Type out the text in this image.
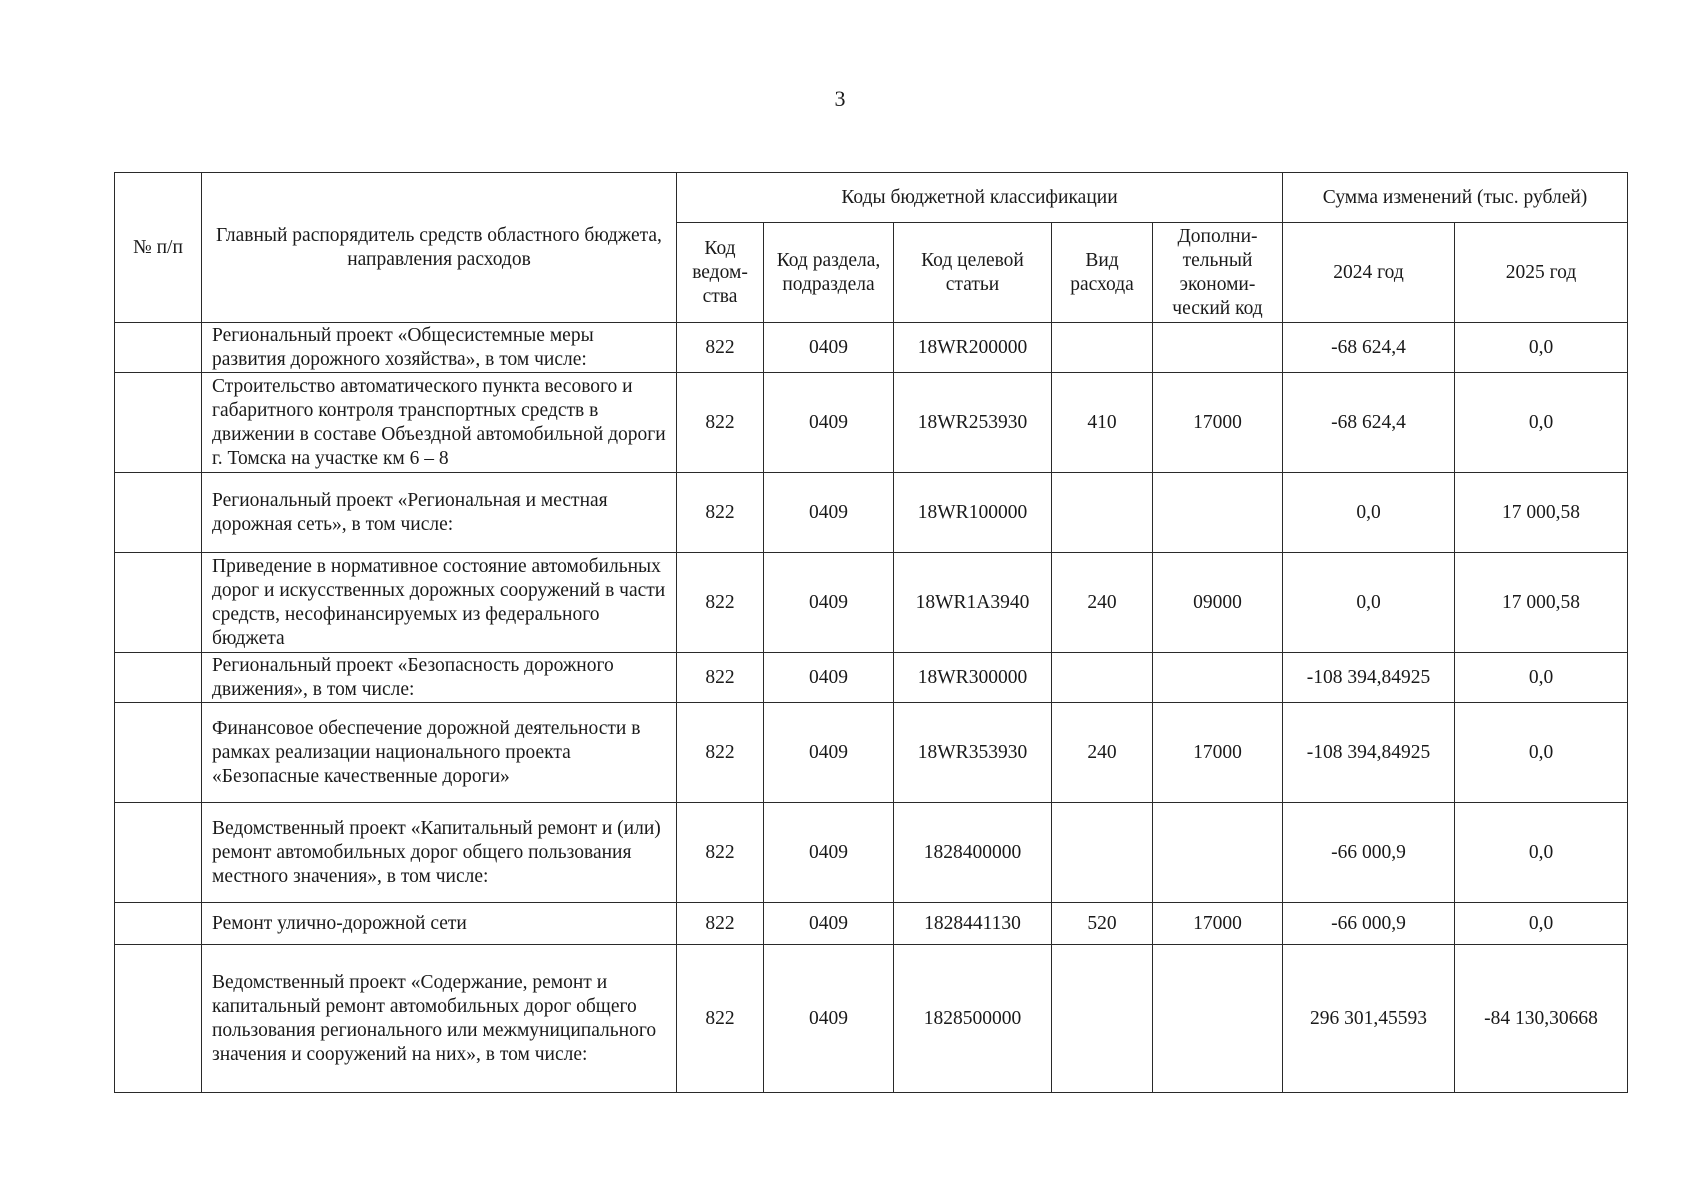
3
№ п/п	Главный распорядитель средств областного бюджета, направления расходов	Коды бюджетной классификации					Сумма изменений (тыс. рублей)	
		Код ведом-ства	Код раздела, подраздела	Код целевой статьи	Вид расхода	Дополни-тельный экономи-ческий код	2024 год	2025 год
	Региональный проект «Общесистемные меры развития дорожного хозяйства», в том числе:	822	0409	18WR200000			-68 624,4	0,0
	Строительство автоматического пункта весового и габаритного контроля транспортных средств в движении в составе Объездной автомобильной дороги г. Томска на участке км 6 – 8	822	0409	18WR253930	410	17000	-68 624,4	0,0
	Региональный проект «Региональная и местная дорожная сеть», в том числе:	822	0409	18WR100000			0,0	17 000,58
	Приведение в нормативное состояние автомобильных дорог и искусственных дорожных сооружений в части средств, несофинансируемых из федерального бюджета	822	0409	18WR1A3940	240	09000	0,0	17 000,58
	Региональный проект «Безопасность дорожного движения», в том числе:	822	0409	18WR300000			-108 394,84925	0,0
	Финансовое обеспечение дорожной деятельности в рамках реализации национального проекта «Безопасные качественные дороги»	822	0409	18WR353930	240	17000	-108 394,84925	0,0
	Ведомственный проект «Капитальный ремонт и (или) ремонт автомобильных дорог общего пользования местного значения», в том числе:	822	0409	1828400000			-66 000,9	0,0
	Ремонт улично-дорожной сети	822	0409	1828441130	520	17000	-66 000,9	0,0
	Ведомственный проект «Содержание, ремонт и капитальный ремонт автомобильных дорог общего пользования регионального или межмуниципального значения и сооружений на них», в том числе:	822	0409	1828500000			296 301,45593	-84 130,30668
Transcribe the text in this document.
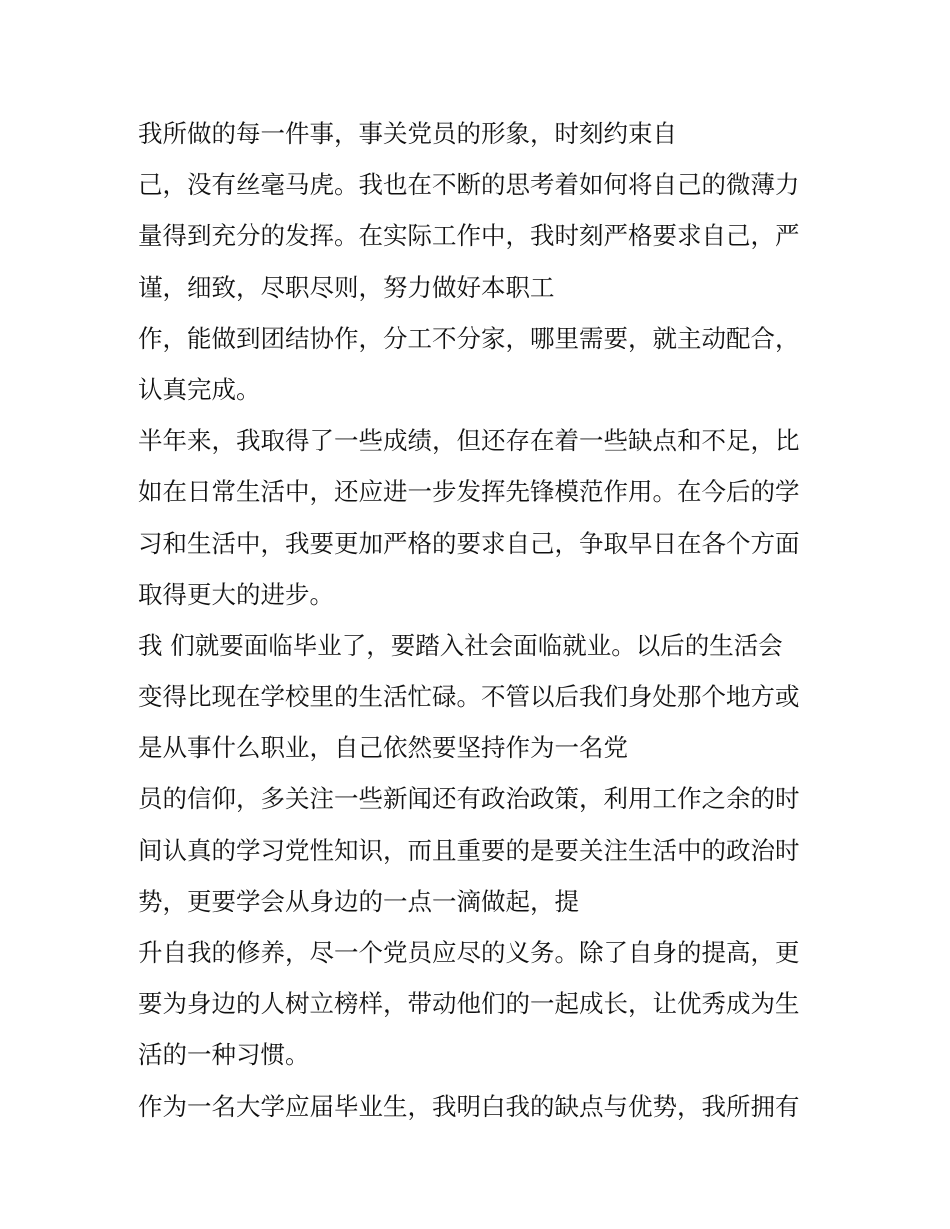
我所做的每一件事，事关党员的形象，时刻约束自
己，没有丝毫马虎。我也在不断的思考着如何将自己的微薄力
量得到充分的发挥。在实际工作中，我时刻严格要求自己，严
谨，细致，尽职尽则，努力做好本职工
作，能做到团结协作，分工不分家，哪里需要，就主动配合，
认真完成。
半年来，我取得了一些成绩，但还存在着一些缺点和不足，比
如在日常生活中，还应进一步发挥先锋模范作用。在今后的学
习和生活中，我要更加严格的要求自己，争取早日在各个方面
取得更大的进步。
我 们就要面临毕业了，要踏入社会面临就业。以后的生活会
变得比现在学校里的生活忙碌。不管以后我们身处那个地方或
是从事什么职业，自己依然要坚持作为一名党
员的信仰，多关注一些新闻还有政治政策，利用工作之余的时
间认真的学习党性知识，而且重要的是要关注生活中的政治时
势，更要学会从身边的一点一滴做起，提
升自我的修养，尽一个党员应尽的义务。除了自身的提高，更
要为身边的人树立榜样，带动他们的一起成长，让优秀成为生
活的一种习惯。
作为一名大学应届毕业生，我明白我的缺点与优势，我所拥有
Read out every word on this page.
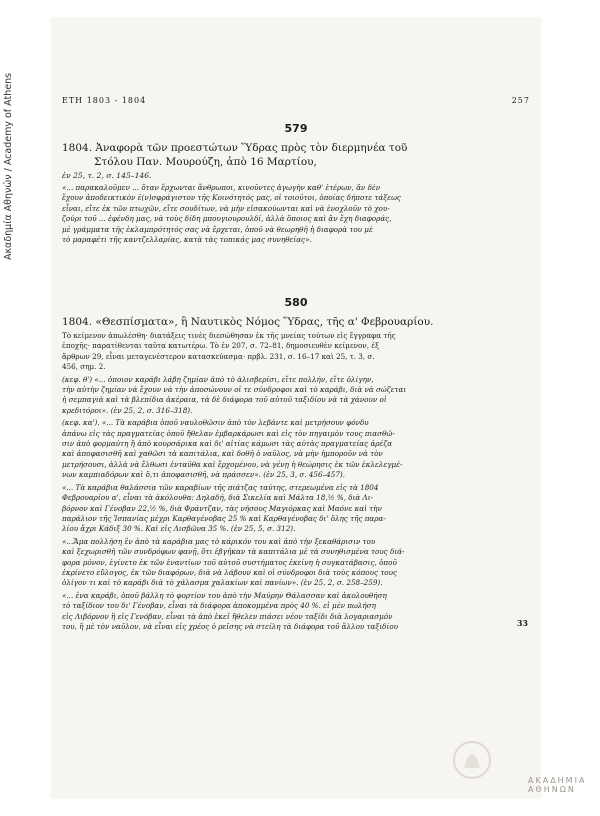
Ακαδημία Αθηνών / Academy of Athens	ΕΤΗ 1803 - 1804	257
579
1804. Ἀναφορὰ τῶν προεστώτων Ὕδρας πρὸς τὸν διερμηνέα τοῦ
Στόλου Παν. Μουρούζη, ἀπὸ 16 Μαρτίου,
ἐν 25, τ. 2, σ. 145–146.
«... παρακαλοῦμεν ... ὅταν ἔρχωνται ἄνθρωποι, κινοῦντες ἀγωγὴν καθ' ἑτέρων, ἂν δὲν
ἔχουν ἀποδεικτικὸν ἐ(ν)σφράγιστον τῆς Κοινότητός μας, οἱ τοιοῦτοι, ὁποίας δήποτε τάξεως
εἶναι, εἴτε ἐκ τῶν πτωχῶν, εἴτε σουδίτων, νὰ μὴν εἰσακούωνται καὶ νὰ ἐνοχλοῦν τὸ χου-
ζούρι τοῦ ... ἐφένδη μας, νὰ τοὺς δίδη μπουγιουρουλδί, ἀλλὰ ὅποιος καὶ ἂν ἔχη διαφοράς,
μὲ γράμματα τῆς ἐκλαμπρότητός σας νὰ ἔρχεται, ὁποῦ νὰ θεωρηθῆ ἡ διαφορὰ του μὲ
τὸ μαραφέτι τῆς καντζελλαρίας, κατὰ τὰς τοπικάς μας συνηθείας».
580
1804. «Θεσπίσματα», ἢ Ναυτικὸς Νόμος Ὕδρας, τῆς α' Φεβρουαρίου.
Τὸ κείμενον ἀπωλέσθη· διατάξεις τινὲς διεσώθησαν ἐκ τῆς μνείας τούτων εἰς ἔγγραφα τῆς
ἐποχῆς· παρατίθενται ταῦτα κατωτέρω. Τὸ ἐν 207, σ. 72–81, δημοσιευθὲν κείμενον, ἐξ
ἄρθρων 29, εἶναι μεταγενέστερον κατασκεύασμα· πρβλ. 231, σ. 16–17 καὶ 25, τ. 3, σ.
456, σημ. 2.
(κεφ. θ') «... ὁποιον καράβι λάβη ζημίαν ἀπὸ τὸ ἀλισβερίσι, εἴτε πολλήν, εἴτε ὀλίγην,
τὴν αὐτὴν ζημίαν νὰ ἔχουν νὰ τὴν ἀποσώνουν οἱ τε σύνδροφοι καὶ τὸ καράβι, διὰ νὰ σώζεται
ἡ σεμπαγιὰ καὶ τὰ βλεπίδια ἀκέραια, τὰ δὲ διάφορα τοῦ αὐτοῦ ταξιδίου νὰ τὰ χάνουν οἱ
κρεδιτόροι». (ἐν 25, 2, σ. 316–318).
(κεφ. κα'). «... Τὰ καράβια ὁποῦ ναυλοθῶσιν ἀπὸ τὸν λεβάντε καὶ μετρήσουν φόνδυ
ἀπάνω εἰς τὰς πραγματείας ὁποῦ ἤθελαν ἐμβαρκάρωσι καὶ εἰς τὸν πηγαιμὸν τους πιασθῶ-
σιν ἀπὸ φορμαύτη ἢ ἀπὸ κουρσάρικα καὶ δι' αἰτίας κάμωσι τὰς αὐτὰς πραγματείας ἀρέζα
καὶ ἀποφασισθῆ καὶ χαθῶσι τὰ καπιτάλια, καὶ δοθῆ ὁ ναῦλος, νὰ μὴν ἠμποροῦν νὰ τὸν
μετρήσουσι, ἀλλὰ νὰ ἔλθωσι ἐνταῦθα καὶ ἔρχομένου, νὰ γένῃ ἡ θεώρησις ἐκ τῶν ἐκλελεγμέ-
νων καμπιαδόρων καὶ ὅ,τι ἀποφασισθῆ, νὰ πράσσεν». (ἐν 25, 3, σ. 456–457).
«... Τὰ καράβια θαλάσσια τῶν καραβίων τῆς πιάτζας ταύτης, στερεωμένα εἰς τὰ 1804
Φεβρουαρίου α', εἶναι τὰ ἀκόλουθα: Δηλαδή, διὰ Σικελία καὶ Μάλτα 18,½ %, διὰ Λι-
βόρνον καὶ Γένοβαν 22,½ %, διὰ Φράντζαν, τὰς νήσους Μαγιόρκας καὶ Μαόνε καὶ τὴν
παράλιον τῆς Ἰσπανίας μέχρι Καρθαγένοβας 25 % καὶ Καρθαγένοβας δι' ὅλης τῆς παρα-
λίου ἄχρι Κάδιξ 30 %. Καὶ εἰς Λισβῶνα 35 %. (ἐν 25, 5, σ. 312).
«...Ἅμα πολλήση ἓν ἀπὸ τὰ καράβια μας τὸ κάρικόν του καὶ ἀπὸ τὴν ξεκαθάρισιν του
καὶ ξεχωρισθῆ τῶν συνδρόφων φανῇ, ὅτι ἐβγῆκαν τὰ καπιτάλια μὲ τὰ συνηθισμένα τους διά-
φορα μόνον, ἐγίνετο ἐκ τῶν ἐναντίων τοῦ αὐτοῦ συστήματος ἐκείνη ἡ συγκατάβασις, ὁποῦ
ἐκρίνετο εὔλογος, ἐκ τῶν διαφόρων, διὰ νὰ λάβουν καὶ οἱ σύνδροφοι διὰ τοὺς κόπους τους
ὀλίγον τι καὶ τὸ καράβι διὰ τὸ χάλασμα χαλακίων καὶ πανίων». (ἐν 25, 2, σ. 258–259).
«... ἐνα καράβι, ὁποῦ βάλλη τὸ φορτίον του ἀπὸ τὴν Μαύρην Θάλασσαν καὶ ἀκολουθήση
τὸ ταξίδιον του δι' Γένοβαν, εἶναι τὰ διάφορα ἀποκομμένα πρὸς 40 %. εἰ μὲν πωλήση
εἰς Λιβόρνον ἢ εἰς Γενόβαν, εἶναι τὰ ἀπὸ ἐκεῖ ἤθελεν πιάσει νέον ταξίδι διὰ λογαριασμόν
του, ἢ μὲ τὸν ναῦλον, νὰ εἶναι εἰς χρέος ὁ ρεῖσης νὰ στείλη τὰ διάφορα τοῦ ἄλλου ταξιδίου	33
ΑΚΑΔΗΜΙΑ ΑΘΗΝΩΝ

****************************************

# Written problem
Using the material above, report each line where "бюджета" occurs.

# Task solution
№ п/п	Главный распорядитель средств областного бюджета, направления расходов	Коды бюджетной классификации					Сумма изменений (тыс. рублей)	
	Приведение в нормативное состояние автомобильных дорог и искусственных дорожных сооружений в части средств, несофинансируемых из федерального бюджета	822	0409	18WR1A3940	240	09000	0,0	17 000,58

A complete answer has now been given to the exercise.